> _What to produce_
Copy out every line in the material below that contains the string "legend".

> _Dataset extract_
+++
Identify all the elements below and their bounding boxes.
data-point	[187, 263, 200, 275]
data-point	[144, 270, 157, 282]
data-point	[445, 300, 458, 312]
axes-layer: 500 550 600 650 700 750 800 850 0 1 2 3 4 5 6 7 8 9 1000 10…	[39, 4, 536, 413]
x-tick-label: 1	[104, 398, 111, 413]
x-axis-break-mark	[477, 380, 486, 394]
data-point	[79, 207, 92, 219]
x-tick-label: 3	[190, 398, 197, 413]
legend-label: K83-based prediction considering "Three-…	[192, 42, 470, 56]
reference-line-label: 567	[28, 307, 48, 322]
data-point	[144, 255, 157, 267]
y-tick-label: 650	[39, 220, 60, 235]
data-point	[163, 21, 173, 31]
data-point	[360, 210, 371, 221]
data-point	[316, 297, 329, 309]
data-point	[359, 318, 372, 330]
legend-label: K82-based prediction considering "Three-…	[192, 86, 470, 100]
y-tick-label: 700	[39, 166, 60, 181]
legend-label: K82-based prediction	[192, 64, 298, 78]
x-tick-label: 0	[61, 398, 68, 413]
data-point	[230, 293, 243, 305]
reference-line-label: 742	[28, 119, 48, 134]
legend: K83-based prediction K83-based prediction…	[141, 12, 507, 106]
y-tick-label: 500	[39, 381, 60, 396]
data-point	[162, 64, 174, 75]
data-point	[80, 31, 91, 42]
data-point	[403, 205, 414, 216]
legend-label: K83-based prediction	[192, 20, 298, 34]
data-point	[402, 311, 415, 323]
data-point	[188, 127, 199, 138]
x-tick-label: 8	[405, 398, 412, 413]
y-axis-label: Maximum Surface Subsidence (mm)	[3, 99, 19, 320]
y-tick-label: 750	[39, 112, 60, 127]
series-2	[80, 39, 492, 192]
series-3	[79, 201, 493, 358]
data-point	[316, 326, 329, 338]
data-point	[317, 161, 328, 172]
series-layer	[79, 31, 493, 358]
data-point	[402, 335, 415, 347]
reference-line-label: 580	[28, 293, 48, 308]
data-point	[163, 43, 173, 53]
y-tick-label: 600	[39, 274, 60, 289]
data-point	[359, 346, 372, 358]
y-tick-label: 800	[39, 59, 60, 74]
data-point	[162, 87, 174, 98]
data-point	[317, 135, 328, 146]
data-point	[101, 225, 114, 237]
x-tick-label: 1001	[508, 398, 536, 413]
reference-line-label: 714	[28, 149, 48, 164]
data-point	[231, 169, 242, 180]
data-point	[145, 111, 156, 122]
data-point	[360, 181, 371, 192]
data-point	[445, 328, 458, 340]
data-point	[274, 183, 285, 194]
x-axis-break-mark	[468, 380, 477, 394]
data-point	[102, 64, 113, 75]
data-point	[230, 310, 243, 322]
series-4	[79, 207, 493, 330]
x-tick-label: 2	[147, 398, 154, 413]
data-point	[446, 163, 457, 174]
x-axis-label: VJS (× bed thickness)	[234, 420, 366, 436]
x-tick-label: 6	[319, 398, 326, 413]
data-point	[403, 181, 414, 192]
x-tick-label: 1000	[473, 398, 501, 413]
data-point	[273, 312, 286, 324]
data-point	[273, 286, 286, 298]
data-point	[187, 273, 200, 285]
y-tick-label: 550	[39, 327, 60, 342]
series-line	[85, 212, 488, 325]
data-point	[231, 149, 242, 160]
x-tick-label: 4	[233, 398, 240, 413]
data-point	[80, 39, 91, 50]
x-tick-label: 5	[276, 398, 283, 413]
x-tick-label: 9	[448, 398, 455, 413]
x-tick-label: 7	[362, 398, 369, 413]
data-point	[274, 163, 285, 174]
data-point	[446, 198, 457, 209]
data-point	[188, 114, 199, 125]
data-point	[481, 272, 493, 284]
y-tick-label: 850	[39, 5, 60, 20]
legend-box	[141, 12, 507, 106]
+++
> _Exercise solution_
legend-label: K83-based prediction considering "Three-…	[192, 42, 470, 56]
legend-label: K82-based prediction considering "Three-…	[192, 86, 470, 100]
legend-label: K82-based prediction	[192, 64, 298, 78]
legend: K83-based prediction K83-based prediction…	[141, 12, 507, 106]
legend-label: K83-based prediction	[192, 20, 298, 34]
legend-box	[141, 12, 507, 106]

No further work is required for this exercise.